● **Given instruction**:
Copy all of the records below verbatim.
* Begin Excerpted records *
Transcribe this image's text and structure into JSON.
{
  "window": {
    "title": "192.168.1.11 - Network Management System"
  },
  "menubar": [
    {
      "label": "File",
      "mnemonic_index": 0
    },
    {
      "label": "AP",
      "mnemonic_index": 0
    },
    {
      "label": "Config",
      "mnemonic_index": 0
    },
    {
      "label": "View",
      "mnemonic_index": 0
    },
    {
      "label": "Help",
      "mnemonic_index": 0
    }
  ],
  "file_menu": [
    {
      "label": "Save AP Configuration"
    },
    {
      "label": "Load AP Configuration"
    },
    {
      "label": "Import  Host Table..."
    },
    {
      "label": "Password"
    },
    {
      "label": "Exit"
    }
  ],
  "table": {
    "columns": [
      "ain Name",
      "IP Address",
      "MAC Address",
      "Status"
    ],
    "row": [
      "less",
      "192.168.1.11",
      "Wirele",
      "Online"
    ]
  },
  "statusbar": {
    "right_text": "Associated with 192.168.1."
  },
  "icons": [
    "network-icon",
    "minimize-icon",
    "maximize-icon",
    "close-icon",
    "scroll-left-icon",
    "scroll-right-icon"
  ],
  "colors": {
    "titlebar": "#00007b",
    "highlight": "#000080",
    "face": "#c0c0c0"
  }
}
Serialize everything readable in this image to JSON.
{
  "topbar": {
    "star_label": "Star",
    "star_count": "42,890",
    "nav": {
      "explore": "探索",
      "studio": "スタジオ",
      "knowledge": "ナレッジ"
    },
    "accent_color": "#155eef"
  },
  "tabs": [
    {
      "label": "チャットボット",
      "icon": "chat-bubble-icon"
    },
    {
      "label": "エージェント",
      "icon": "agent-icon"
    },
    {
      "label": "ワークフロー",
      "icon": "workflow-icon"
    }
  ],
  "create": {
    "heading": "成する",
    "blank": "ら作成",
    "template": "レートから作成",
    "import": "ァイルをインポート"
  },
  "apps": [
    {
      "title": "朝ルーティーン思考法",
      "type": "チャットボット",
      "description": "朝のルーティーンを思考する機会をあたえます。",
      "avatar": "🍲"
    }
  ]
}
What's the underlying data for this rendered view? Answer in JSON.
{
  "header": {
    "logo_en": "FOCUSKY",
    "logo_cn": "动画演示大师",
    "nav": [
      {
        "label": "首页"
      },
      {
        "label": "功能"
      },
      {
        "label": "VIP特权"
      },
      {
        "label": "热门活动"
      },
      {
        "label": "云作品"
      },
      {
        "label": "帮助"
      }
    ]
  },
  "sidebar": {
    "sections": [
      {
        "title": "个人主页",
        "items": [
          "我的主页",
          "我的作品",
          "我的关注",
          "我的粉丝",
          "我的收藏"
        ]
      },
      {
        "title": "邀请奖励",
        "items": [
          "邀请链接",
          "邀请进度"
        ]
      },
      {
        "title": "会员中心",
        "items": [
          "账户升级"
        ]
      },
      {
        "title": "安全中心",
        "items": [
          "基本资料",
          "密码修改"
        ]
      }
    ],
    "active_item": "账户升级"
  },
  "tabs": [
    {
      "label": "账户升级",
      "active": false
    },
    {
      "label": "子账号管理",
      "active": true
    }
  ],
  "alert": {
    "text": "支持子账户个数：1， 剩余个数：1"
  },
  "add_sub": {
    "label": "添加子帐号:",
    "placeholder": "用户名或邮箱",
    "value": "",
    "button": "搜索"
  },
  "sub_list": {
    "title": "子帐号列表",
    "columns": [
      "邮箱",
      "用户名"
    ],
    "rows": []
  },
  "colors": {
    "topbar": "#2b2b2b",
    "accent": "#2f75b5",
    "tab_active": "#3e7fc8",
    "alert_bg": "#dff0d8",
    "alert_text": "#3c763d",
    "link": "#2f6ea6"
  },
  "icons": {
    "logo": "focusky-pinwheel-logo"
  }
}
* End Excerpted records *
● **Output of the exercise**:
Transcribe this image's text and structure into JSON.
{
  "window": {
    "title": "192.168.1.11 - Network Management System"
  },
  "menubar": [
    {
      "label": "File",
      "mnemonic_index": 0
    },
    {
      "label": "AP",
      "mnemonic_index": 0
    },
    {
      "label": "Config",
      "mnemonic_index": 0
    },
    {
      "label": "View",
      "mnemonic_index": 0
    },
    {
      "label": "Help",
      "mnemonic_index": 0
    }
  ],
  "file_menu": [
    {
      "label": "Save AP Configuration"
    },
    {
      "label": "Load AP Configuration"
    },
    {
      "label": "Import  Host Table..."
    },
    {
      "label": "Password"
    },
    {
      "label": "Exit"
    }
  ],
  "table": {
    "columns": [
      "ain Name",
      "IP Address",
      "MAC Address",
      "Status"
    ],
    "row": [
      "less",
      "192.168.1.11",
      "Wirele",
      "Online"
    ]
  },
  "statusbar": {
    "right_text": "Associated with 192.168.1."
  },
  "icons": [
    "network-icon",
    "minimize-icon",
    "maximize-icon",
    "close-icon",
    "scroll-left-icon",
    "scroll-right-icon"
  ],
  "colors": {
    "titlebar": "#00007b",
    "highlight": "#000080",
    "face": "#c0c0c0"
  }
}
Serialize everything readable in this image to JSON.
{
  "topbar": {
    "star_label": "Star",
    "star_count": "42,890",
    "nav": {
      "explore": "探索",
      "studio": "スタジオ",
      "knowledge": "ナレッジ"
    },
    "accent_color": "#155eef"
  },
  "tabs": [
    {
      "label": "チャットボット",
      "icon": "chat-bubble-icon"
    },
    {
      "label": "エージェント",
      "icon": "agent-icon"
    },
    {
      "label": "ワークフロー",
      "icon": "workflow-icon"
    }
  ],
  "create": {
    "heading": "成する",
    "blank": "ら作成",
    "template": "レートから作成",
    "import": "ァイルをインポート"
  },
  "apps": [
    {
      "title": "朝ルーティーン思考法",
      "type": "チャットボット",
      "description": "朝のルーティーンを思考する機会をあたえます。",
      "avatar": "🍲"
    }
  ]
}
What's the underlying data for this rendered view? Answer in JSON.
{
  "header": {
    "logo_en": "FOCUSKY",
    "logo_cn": "动画演示大师",
    "nav": [
      {
        "label": "首页"
      },
      {
        "label": "功能"
      },
      {
        "label": "VIP特权"
      },
      {
        "label": "热门活动"
      },
      {
        "label": "云作品"
      },
      {
        "label": "帮助"
      }
    ]
  },
  "sidebar": {
    "sections": [
      {
        "title": "个人主页",
        "items": [
          "我的主页",
          "我的作品",
          "我的关注",
          "我的粉丝",
          "我的收藏"
        ]
      },
      {
        "title": "邀请奖励",
        "items": [
          "邀请链接",
          "邀请进度"
        ]
      },
      {
        "title": "会员中心",
        "items": [
          "账户升级"
        ]
      },
      {
        "title": "安全中心",
        "items": [
          "基本资料",
          "密码修改"
        ]
      }
    ],
    "active_item": "账户升级"
  },
  "tabs": [
    {
      "label": "账户升级",
      "active": false
    },
    {
      "label": "子账号管理",
      "active": true
    }
  ],
  "alert": {
    "text": "支持子账户个数：1， 剩余个数：1"
  },
  "add_sub": {
    "label": "添加子帐号:",
    "placeholder": "用户名或邮箱",
    "value": "",
    "button": "搜索"
  },
  "sub_list": {
    "title": "子帐号列表",
    "columns": [
      "邮箱",
      "用户名"
    ],
    "rows": []
  },
  "colors": {
    "topbar": "#2b2b2b",
    "accent": "#2f75b5",
    "tab_active": "#3e7fc8",
    "alert_bg": "#dff0d8",
    "alert_text": "#3c763d",
    "link": "#2f6ea6"
  },
  "icons": {
    "logo": "focusky-pinwheel-logo"
  }
}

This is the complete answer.